Source text:
If a partnership, or any other entity treated as a partnership for U.S. federal income tax purposes, holds our Common Stock, the tax treatment of a partner in that partnership will generally depend on the status of the partner and the activities of the partnership. Such a partner or partnership is urged to consult its own tax advisor as to its tax consequences.

 

Each holder of our Common Stock is urged to consult its own tax advisor with respect to the U.S. federal, state and local and foreign tax consequences of the of the Reverse Split Amendments.

 

In general, the federal income tax consequences of the Reverse Stock Split will vary among U.S Holders depending upon whether they receive cash for fractional shares or solely a reduced number of shares of our Common Stock in exchange for their old shares of our Common Stock. The Company believes that because the Reverse Split Amendments are not part of a plan to increase periodically a stockholder’s proportionate interest in the Company’s assets or earnings and profits, the Reverse Stock Split should have the following federal income tax effects.

 

A U.S. Holder who receives solely a reduced number of shares of our Common Stock in the Reverse Stock Split will not recognize gain or loss. In the aggregate, such a U.S. Holder’s basis in the reduced number of shares of our Common Stock immediately following the Reverse Stock Split will equal the U.S. Holder’s basis in its old shares of our Common Stock immediately prior to the Reverse Stock Split and such U.S. Holder’s holding period in the reduced number of shares will include the holding period in its old shares exchanged.

Given instruction A:
Report every line of the records that contains the string "active".

Extracted information:
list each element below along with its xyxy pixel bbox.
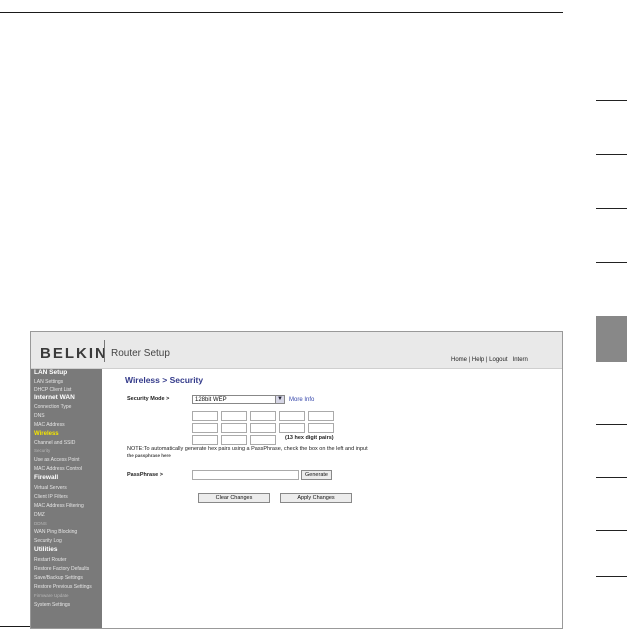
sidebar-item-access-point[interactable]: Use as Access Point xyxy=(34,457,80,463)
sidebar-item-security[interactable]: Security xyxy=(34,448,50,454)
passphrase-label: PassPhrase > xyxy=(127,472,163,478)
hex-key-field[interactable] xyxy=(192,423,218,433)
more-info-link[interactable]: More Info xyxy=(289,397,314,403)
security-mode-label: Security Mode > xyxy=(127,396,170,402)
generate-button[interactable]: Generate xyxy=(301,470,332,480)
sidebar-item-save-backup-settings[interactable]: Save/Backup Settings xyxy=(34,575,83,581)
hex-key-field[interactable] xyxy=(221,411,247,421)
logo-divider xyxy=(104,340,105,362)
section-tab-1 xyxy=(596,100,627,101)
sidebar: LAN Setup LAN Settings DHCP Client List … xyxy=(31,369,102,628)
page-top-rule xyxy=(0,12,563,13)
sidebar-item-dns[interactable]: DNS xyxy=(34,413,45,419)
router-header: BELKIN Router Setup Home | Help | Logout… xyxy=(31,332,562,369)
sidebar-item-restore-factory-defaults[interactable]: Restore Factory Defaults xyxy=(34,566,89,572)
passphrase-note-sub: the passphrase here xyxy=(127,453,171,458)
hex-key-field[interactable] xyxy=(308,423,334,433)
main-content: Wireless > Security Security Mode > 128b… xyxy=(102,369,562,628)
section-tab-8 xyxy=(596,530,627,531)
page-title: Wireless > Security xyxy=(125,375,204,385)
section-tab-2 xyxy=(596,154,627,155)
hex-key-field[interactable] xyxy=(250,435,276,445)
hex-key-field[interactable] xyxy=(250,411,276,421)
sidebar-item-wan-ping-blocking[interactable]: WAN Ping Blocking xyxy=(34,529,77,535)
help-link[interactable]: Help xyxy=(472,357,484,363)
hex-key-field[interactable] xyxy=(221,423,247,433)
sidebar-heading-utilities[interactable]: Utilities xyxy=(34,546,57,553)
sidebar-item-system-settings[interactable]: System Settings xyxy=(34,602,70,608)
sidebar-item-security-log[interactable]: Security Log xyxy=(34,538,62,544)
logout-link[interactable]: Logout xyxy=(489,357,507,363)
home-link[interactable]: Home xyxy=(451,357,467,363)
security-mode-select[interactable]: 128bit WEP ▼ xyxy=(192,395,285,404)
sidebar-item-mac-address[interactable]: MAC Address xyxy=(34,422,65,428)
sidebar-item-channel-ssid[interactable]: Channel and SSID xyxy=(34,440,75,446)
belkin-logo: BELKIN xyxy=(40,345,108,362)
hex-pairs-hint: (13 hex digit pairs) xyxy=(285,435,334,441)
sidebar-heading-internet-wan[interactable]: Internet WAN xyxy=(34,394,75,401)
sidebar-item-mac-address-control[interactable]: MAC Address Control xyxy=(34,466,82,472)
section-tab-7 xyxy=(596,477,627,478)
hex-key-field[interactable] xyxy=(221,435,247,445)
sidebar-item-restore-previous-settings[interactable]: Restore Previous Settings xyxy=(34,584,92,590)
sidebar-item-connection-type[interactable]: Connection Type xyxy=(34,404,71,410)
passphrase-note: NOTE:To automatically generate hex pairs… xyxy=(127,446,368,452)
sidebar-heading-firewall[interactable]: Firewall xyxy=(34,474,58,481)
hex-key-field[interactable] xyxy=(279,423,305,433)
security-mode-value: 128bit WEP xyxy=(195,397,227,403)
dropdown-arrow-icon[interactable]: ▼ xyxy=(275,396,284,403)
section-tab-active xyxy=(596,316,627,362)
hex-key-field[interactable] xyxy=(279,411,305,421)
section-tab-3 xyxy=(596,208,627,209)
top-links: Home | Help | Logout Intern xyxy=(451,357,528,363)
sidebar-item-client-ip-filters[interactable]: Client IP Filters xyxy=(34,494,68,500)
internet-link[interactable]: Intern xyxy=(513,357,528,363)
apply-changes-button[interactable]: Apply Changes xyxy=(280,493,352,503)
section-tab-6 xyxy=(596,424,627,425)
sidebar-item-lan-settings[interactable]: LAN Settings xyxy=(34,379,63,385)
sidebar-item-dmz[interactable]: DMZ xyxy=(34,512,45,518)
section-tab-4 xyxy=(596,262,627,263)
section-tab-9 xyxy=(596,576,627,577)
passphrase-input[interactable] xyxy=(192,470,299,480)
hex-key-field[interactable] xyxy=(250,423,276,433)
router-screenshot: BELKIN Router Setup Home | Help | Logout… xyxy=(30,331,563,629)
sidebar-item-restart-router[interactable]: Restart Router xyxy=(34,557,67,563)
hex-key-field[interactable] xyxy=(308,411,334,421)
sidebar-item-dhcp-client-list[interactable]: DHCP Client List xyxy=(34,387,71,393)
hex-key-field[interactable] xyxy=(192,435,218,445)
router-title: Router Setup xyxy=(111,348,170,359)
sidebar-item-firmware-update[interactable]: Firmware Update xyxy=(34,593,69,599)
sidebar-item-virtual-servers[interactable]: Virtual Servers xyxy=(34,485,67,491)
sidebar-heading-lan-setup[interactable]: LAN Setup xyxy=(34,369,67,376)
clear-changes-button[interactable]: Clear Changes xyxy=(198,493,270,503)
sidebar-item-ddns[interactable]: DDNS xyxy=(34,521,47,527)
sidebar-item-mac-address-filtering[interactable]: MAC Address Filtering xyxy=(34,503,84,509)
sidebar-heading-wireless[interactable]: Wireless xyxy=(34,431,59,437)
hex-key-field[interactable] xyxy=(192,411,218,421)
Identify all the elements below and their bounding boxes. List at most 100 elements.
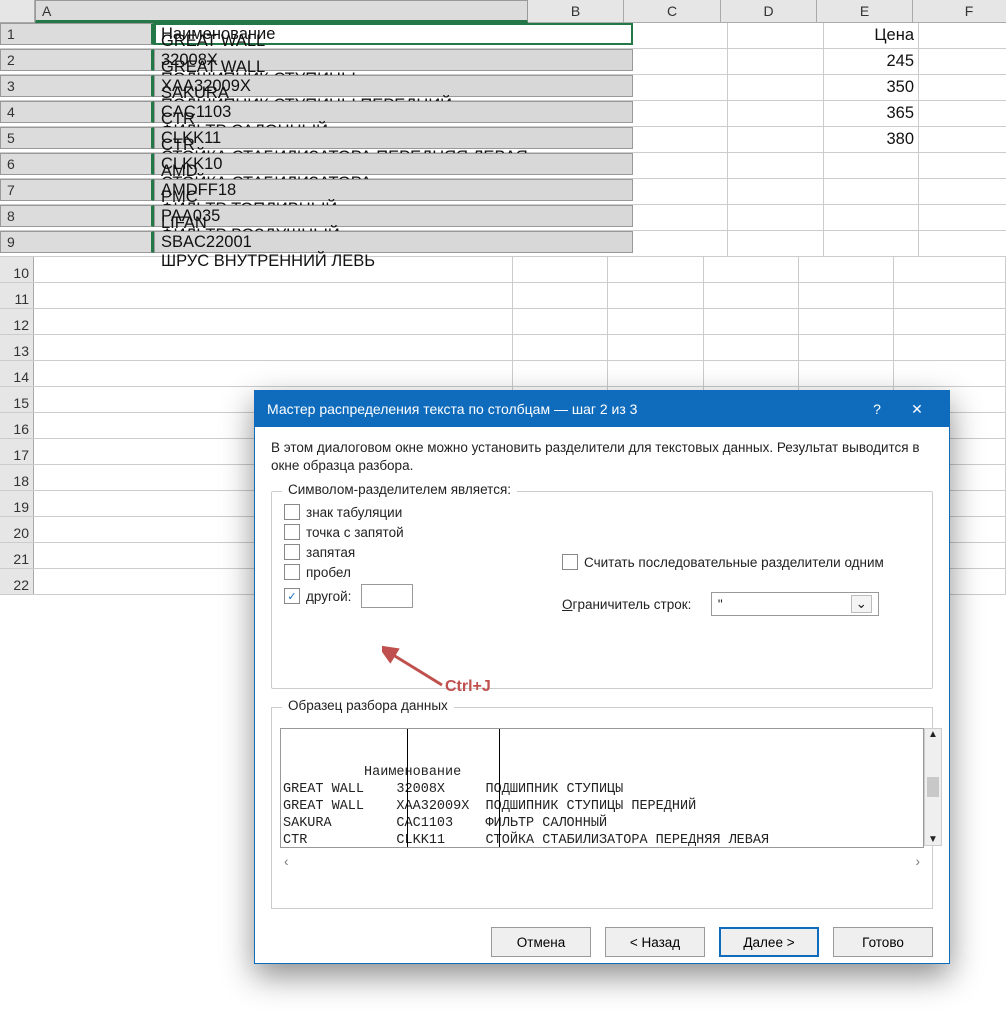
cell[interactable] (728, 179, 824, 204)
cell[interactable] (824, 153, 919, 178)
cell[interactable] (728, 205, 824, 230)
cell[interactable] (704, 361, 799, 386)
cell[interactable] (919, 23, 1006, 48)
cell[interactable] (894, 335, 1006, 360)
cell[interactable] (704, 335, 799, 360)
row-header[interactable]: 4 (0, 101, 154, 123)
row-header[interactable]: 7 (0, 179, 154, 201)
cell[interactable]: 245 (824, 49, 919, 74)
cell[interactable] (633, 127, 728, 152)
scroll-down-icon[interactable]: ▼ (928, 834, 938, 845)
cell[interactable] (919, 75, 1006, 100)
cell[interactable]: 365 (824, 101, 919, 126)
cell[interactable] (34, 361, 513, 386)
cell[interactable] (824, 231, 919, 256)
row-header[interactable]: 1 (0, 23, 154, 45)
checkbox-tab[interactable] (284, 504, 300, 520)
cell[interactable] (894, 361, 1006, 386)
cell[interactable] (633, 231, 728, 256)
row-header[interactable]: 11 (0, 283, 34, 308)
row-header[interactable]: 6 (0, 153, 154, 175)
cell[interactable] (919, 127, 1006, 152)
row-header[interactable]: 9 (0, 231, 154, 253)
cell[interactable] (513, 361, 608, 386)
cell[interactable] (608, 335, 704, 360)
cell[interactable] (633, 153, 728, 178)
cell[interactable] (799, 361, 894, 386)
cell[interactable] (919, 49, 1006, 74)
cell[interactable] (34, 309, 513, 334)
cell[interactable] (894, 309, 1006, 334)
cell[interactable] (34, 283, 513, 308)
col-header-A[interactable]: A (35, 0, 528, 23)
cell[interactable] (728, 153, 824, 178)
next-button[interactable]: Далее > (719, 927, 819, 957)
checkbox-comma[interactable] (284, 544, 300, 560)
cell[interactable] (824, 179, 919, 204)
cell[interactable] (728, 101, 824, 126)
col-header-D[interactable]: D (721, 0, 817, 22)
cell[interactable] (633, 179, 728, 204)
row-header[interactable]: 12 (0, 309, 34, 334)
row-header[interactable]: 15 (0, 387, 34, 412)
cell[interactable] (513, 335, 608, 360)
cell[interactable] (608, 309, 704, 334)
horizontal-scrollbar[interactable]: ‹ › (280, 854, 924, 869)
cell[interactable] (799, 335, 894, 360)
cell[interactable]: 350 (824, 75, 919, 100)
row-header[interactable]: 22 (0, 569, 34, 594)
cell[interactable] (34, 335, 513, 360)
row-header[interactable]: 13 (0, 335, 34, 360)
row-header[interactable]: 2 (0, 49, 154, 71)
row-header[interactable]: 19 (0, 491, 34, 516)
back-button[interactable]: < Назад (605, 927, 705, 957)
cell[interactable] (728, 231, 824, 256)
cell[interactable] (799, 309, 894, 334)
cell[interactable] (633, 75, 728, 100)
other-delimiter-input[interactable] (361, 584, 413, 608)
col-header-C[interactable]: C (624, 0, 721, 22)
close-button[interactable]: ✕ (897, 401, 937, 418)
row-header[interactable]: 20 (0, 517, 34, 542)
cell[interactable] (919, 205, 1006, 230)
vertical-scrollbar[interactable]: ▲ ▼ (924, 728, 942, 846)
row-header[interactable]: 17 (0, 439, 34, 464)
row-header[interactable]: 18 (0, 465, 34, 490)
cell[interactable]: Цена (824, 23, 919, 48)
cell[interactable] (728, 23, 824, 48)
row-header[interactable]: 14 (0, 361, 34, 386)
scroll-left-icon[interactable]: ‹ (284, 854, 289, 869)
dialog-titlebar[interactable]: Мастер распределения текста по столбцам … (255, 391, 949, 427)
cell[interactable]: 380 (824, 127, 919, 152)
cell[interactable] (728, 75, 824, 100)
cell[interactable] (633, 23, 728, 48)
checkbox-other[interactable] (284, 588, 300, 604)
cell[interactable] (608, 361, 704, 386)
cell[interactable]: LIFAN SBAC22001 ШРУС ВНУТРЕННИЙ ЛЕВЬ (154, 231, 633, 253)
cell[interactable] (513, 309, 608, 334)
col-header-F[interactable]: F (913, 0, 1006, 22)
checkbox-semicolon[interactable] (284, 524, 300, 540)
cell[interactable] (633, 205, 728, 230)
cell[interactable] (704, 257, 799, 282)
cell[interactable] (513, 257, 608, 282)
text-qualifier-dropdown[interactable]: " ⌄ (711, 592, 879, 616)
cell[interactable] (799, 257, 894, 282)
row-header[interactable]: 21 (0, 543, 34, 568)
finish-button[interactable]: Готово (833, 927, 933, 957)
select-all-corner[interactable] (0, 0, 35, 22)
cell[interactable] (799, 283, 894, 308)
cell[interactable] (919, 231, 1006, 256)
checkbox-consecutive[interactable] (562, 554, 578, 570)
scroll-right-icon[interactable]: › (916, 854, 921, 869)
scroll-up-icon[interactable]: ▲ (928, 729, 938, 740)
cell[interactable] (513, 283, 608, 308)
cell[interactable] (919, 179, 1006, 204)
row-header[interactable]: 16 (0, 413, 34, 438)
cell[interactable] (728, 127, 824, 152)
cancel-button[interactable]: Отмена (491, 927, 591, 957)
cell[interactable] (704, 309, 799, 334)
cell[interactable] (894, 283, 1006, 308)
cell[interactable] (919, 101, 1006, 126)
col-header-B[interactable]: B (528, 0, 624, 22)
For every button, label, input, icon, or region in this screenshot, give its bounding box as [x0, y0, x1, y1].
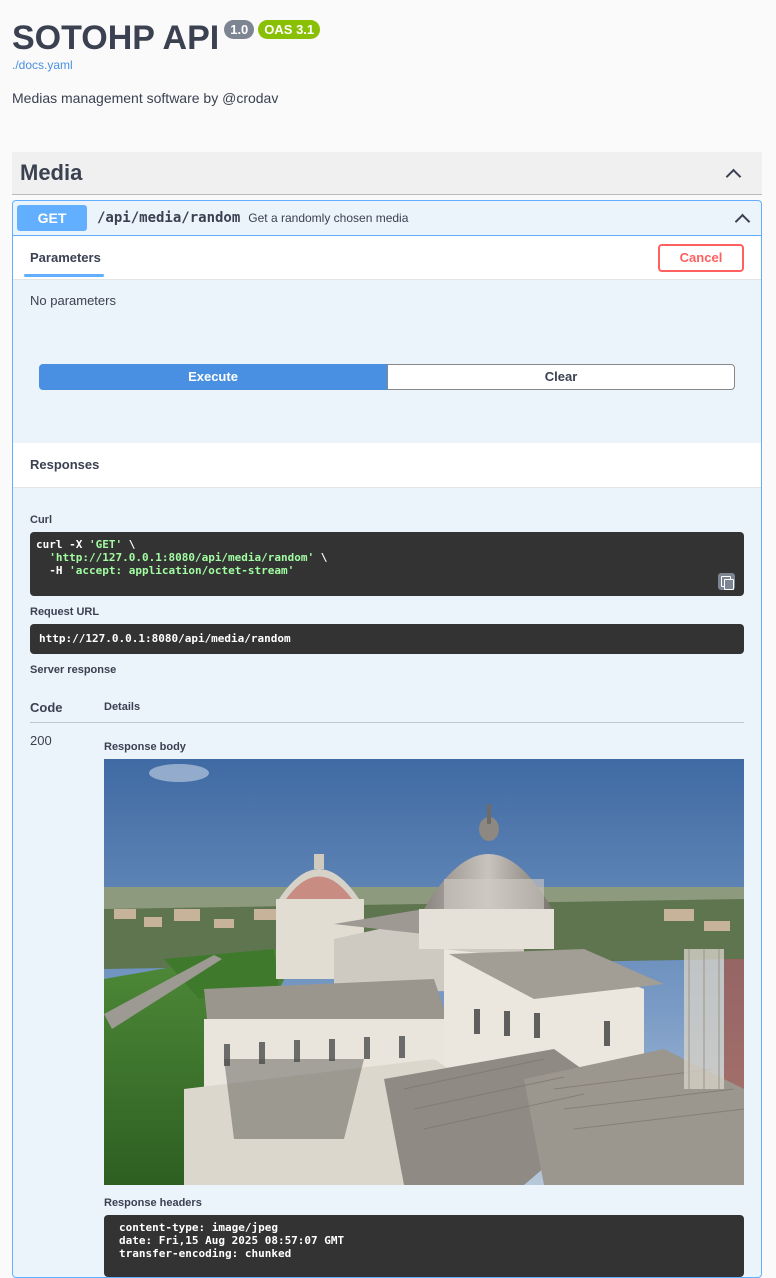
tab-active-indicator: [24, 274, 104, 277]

Given instruction B:
According to the passage on the reverse stock split, what does the tax treatment of a partner in a partnership holding the Common Stock generally depend on?

Exercise solution A:
section-tab-active xyxy=(596,316,627,362)
tab-active-indicator: [24, 274, 104, 277]

Exercise solution B:
It generally depends on the status of the partner and the activities of the partnership.